▶ [To be done] State only how many lines below include the string "icon".

Records from a collection of figures
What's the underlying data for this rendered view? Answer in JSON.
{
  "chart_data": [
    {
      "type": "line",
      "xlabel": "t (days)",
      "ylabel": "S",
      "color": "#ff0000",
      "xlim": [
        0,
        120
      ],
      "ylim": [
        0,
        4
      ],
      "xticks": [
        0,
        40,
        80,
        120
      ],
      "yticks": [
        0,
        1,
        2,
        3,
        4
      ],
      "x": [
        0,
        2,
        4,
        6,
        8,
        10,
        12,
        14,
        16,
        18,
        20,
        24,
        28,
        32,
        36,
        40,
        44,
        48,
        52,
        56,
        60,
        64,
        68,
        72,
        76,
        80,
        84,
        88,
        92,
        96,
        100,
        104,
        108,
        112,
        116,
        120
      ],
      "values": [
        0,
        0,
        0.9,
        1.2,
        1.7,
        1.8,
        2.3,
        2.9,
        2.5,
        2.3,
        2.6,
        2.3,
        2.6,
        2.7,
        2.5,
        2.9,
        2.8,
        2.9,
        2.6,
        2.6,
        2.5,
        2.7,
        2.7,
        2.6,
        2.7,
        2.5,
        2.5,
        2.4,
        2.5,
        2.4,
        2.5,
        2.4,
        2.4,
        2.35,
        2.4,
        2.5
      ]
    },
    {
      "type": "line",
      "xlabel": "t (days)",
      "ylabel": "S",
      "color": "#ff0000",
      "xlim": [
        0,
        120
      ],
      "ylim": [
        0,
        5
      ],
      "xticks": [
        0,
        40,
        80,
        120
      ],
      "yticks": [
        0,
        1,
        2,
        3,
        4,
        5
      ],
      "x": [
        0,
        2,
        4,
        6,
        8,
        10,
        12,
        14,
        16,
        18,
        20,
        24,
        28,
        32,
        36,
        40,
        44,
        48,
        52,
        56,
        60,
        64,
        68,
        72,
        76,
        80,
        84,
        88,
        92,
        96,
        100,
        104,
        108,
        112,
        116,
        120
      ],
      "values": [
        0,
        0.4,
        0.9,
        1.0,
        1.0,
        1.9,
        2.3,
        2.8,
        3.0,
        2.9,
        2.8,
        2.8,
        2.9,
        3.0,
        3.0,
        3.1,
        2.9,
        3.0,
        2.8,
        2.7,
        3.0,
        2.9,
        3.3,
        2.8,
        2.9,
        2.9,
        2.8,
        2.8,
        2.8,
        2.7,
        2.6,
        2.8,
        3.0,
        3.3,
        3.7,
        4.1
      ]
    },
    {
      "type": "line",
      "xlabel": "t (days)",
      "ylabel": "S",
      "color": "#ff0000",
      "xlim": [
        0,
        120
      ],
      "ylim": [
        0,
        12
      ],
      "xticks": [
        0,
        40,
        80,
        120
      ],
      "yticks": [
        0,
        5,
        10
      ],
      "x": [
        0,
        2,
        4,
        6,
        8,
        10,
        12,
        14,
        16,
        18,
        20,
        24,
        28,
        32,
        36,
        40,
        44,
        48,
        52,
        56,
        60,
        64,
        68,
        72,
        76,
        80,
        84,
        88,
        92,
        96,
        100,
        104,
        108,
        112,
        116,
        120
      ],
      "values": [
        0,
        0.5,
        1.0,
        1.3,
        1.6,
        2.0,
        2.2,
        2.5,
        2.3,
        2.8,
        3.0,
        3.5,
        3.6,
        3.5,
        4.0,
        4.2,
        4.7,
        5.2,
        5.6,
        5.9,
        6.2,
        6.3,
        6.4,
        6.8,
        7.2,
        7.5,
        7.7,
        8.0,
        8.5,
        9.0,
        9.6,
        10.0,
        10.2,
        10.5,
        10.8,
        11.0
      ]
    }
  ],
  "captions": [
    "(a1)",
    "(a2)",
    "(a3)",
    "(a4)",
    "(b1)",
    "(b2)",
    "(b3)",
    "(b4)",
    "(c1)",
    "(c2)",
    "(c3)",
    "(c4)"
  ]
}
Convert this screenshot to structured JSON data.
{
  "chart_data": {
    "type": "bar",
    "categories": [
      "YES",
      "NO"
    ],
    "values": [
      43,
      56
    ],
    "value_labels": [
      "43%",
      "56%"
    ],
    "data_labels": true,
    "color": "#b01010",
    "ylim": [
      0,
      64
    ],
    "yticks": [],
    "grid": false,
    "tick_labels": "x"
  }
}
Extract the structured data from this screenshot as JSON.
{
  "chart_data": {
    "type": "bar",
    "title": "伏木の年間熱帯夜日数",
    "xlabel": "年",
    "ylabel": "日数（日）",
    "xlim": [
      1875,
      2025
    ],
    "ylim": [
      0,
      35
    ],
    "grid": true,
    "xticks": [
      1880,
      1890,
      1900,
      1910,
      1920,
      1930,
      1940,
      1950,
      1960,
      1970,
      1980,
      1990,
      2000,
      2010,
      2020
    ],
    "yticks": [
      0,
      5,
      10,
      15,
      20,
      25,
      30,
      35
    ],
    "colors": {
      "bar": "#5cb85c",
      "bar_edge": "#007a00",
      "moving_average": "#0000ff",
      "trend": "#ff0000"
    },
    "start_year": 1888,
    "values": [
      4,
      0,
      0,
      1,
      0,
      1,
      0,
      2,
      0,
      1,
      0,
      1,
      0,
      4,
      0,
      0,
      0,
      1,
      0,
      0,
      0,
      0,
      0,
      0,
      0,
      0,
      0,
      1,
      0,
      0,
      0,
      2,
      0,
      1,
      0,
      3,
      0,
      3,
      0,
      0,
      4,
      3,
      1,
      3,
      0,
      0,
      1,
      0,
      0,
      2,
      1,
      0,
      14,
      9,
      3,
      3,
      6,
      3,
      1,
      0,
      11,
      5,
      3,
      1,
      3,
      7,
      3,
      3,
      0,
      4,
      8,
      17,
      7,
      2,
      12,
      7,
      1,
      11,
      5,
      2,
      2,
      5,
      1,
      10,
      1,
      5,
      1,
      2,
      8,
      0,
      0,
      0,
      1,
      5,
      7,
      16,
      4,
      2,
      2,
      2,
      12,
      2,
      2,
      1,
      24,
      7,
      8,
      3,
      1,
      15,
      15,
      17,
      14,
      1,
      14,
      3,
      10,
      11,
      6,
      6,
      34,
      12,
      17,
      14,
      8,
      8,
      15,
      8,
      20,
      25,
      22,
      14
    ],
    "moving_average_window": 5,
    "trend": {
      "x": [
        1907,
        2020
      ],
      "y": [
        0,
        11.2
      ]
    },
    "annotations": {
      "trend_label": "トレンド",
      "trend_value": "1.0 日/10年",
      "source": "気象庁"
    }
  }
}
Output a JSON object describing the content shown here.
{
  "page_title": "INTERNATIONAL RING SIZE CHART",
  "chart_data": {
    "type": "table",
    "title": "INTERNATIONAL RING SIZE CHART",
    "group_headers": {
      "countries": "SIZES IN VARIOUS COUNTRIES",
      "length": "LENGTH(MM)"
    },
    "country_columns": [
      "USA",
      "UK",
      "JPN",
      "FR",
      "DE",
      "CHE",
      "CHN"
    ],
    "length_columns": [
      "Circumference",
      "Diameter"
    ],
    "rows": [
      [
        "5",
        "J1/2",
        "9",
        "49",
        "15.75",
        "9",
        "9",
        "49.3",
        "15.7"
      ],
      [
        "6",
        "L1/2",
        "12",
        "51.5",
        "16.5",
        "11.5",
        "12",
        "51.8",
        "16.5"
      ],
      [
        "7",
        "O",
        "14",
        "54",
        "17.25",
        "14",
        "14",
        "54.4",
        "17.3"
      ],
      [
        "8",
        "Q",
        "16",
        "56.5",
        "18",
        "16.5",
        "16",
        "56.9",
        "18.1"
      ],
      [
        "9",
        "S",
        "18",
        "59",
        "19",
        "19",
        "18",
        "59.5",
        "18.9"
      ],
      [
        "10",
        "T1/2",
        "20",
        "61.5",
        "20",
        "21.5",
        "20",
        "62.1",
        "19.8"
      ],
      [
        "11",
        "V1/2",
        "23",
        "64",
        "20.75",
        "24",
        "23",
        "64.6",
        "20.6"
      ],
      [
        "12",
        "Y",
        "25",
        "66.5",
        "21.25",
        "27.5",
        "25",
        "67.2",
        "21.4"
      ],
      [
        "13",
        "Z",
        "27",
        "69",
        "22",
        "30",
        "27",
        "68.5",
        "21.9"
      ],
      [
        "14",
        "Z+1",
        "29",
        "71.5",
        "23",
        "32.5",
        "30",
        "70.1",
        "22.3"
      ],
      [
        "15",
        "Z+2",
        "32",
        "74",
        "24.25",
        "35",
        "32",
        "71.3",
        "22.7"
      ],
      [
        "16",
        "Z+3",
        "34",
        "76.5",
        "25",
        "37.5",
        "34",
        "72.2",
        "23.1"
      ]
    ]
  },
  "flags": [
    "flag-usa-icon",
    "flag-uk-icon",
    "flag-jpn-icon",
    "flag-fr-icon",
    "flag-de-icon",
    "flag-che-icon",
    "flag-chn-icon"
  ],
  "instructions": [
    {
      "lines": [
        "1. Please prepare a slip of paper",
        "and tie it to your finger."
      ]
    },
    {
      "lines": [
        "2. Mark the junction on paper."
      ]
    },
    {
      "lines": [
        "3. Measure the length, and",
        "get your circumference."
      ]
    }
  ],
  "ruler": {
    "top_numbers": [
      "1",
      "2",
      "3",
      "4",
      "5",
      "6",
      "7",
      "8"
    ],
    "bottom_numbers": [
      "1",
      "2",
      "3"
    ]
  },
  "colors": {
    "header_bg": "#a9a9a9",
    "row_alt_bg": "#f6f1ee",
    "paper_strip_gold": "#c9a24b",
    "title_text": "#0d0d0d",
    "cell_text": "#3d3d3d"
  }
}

▶ [Task output] 7